**Exercise task:** Your task is to output the data exactly as it stands.

[Start of Dataset rows]

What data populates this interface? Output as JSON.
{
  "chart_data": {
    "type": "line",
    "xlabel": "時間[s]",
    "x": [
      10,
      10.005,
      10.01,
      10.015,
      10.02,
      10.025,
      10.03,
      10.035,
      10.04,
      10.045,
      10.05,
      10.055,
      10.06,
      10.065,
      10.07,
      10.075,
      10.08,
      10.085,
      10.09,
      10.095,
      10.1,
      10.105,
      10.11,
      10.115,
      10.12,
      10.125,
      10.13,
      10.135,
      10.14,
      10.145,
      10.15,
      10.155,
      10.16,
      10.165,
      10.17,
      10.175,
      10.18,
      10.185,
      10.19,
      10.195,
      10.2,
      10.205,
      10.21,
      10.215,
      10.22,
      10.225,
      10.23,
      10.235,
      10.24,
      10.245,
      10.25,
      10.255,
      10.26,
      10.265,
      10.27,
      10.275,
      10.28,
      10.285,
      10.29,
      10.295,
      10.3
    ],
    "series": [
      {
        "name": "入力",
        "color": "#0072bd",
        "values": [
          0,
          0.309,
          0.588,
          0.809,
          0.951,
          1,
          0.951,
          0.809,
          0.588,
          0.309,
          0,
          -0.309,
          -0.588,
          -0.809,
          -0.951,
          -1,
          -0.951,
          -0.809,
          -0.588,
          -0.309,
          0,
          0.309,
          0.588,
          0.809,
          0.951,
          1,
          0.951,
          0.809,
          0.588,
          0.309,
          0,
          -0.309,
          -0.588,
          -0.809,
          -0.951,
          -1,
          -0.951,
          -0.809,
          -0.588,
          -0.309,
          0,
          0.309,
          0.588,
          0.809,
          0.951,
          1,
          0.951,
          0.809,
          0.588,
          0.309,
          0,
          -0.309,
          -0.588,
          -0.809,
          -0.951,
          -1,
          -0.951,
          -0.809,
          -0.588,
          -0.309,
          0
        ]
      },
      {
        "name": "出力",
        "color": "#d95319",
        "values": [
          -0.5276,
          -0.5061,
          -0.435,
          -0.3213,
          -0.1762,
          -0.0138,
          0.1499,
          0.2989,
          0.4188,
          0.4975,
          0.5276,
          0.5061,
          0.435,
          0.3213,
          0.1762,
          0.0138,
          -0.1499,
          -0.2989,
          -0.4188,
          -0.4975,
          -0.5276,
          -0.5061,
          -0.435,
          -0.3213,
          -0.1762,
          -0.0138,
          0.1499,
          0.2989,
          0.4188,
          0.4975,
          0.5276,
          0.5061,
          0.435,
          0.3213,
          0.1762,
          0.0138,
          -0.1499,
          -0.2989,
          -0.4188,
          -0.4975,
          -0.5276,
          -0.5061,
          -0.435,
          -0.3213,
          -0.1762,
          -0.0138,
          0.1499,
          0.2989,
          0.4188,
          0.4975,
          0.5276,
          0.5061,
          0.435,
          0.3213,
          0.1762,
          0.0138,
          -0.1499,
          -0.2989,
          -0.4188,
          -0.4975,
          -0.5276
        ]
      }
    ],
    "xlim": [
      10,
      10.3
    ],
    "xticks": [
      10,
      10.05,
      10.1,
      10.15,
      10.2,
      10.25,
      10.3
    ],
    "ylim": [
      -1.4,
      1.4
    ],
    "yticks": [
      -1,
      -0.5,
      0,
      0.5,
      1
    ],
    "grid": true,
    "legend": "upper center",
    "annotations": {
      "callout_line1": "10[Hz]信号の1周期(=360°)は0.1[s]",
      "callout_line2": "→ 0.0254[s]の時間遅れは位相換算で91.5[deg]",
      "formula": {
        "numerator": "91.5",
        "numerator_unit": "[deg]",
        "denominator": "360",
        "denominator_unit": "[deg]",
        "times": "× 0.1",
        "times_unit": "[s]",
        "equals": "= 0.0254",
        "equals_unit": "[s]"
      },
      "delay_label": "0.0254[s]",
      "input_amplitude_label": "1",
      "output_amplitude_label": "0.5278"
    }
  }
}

[End of Dataset rows]

**The completed task:**
What data populates this interface? Output as JSON.
{
  "chart_data": {
    "type": "line",
    "xlabel": "時間[s]",
    "x": [
      10,
      10.005,
      10.01,
      10.015,
      10.02,
      10.025,
      10.03,
      10.035,
      10.04,
      10.045,
      10.05,
      10.055,
      10.06,
      10.065,
      10.07,
      10.075,
      10.08,
      10.085,
      10.09,
      10.095,
      10.1,
      10.105,
      10.11,
      10.115,
      10.12,
      10.125,
      10.13,
      10.135,
      10.14,
      10.145,
      10.15,
      10.155,
      10.16,
      10.165,
      10.17,
      10.175,
      10.18,
      10.185,
      10.19,
      10.195,
      10.2,
      10.205,
      10.21,
      10.215,
      10.22,
      10.225,
      10.23,
      10.235,
      10.24,
      10.245,
      10.25,
      10.255,
      10.26,
      10.265,
      10.27,
      10.275,
      10.28,
      10.285,
      10.29,
      10.295,
      10.3
    ],
    "series": [
      {
        "name": "入力",
        "color": "#0072bd",
        "values": [
          0,
          0.309,
          0.588,
          0.809,
          0.951,
          1,
          0.951,
          0.809,
          0.588,
          0.309,
          0,
          -0.309,
          -0.588,
          -0.809,
          -0.951,
          -1,
          -0.951,
          -0.809,
          -0.588,
          -0.309,
          0,
          0.309,
          0.588,
          0.809,
          0.951,
          1,
          0.951,
          0.809,
          0.588,
          0.309,
          0,
          -0.309,
          -0.588,
          -0.809,
          -0.951,
          -1,
          -0.951,
          -0.809,
          -0.588,
          -0.309,
          0,
          0.309,
          0.588,
          0.809,
          0.951,
          1,
          0.951,
          0.809,
          0.588,
          0.309,
          0,
          -0.309,
          -0.588,
          -0.809,
          -0.951,
          -1,
          -0.951,
          -0.809,
          -0.588,
          -0.309,
          0
        ]
      },
      {
        "name": "出力",
        "color": "#d95319",
        "values": [
          -0.5276,
          -0.5061,
          -0.435,
          -0.3213,
          -0.1762,
          -0.0138,
          0.1499,
          0.2989,
          0.4188,
          0.4975,
          0.5276,
          0.5061,
          0.435,
          0.3213,
          0.1762,
          0.0138,
          -0.1499,
          -0.2989,
          -0.4188,
          -0.4975,
          -0.5276,
          -0.5061,
          -0.435,
          -0.3213,
          -0.1762,
          -0.0138,
          0.1499,
          0.2989,
          0.4188,
          0.4975,
          0.5276,
          0.5061,
          0.435,
          0.3213,
          0.1762,
          0.0138,
          -0.1499,
          -0.2989,
          -0.4188,
          -0.4975,
          -0.5276,
          -0.5061,
          -0.435,
          -0.3213,
          -0.1762,
          -0.0138,
          0.1499,
          0.2989,
          0.4188,
          0.4975,
          0.5276,
          0.5061,
          0.435,
          0.3213,
          0.1762,
          0.0138,
          -0.1499,
          -0.2989,
          -0.4188,
          -0.4975,
          -0.5276
        ]
      }
    ],
    "xlim": [
      10,
      10.3
    ],
    "xticks": [
      10,
      10.05,
      10.1,
      10.15,
      10.2,
      10.25,
      10.3
    ],
    "ylim": [
      -1.4,
      1.4
    ],
    "yticks": [
      -1,
      -0.5,
      0,
      0.5,
      1
    ],
    "grid": true,
    "legend": "upper center",
    "annotations": {
      "callout_line1": "10[Hz]信号の1周期(=360°)は0.1[s]",
      "callout_line2": "→ 0.0254[s]の時間遅れは位相換算で91.5[deg]",
      "formula": {
        "numerator": "91.5",
        "numerator_unit": "[deg]",
        "denominator": "360",
        "denominator_unit": "[deg]",
        "times": "× 0.1",
        "times_unit": "[s]",
        "equals": "= 0.0254",
        "equals_unit": "[s]"
      },
      "delay_label": "0.0254[s]",
      "input_amplitude_label": "1",
      "output_amplitude_label": "0.5278"
    }
  }
}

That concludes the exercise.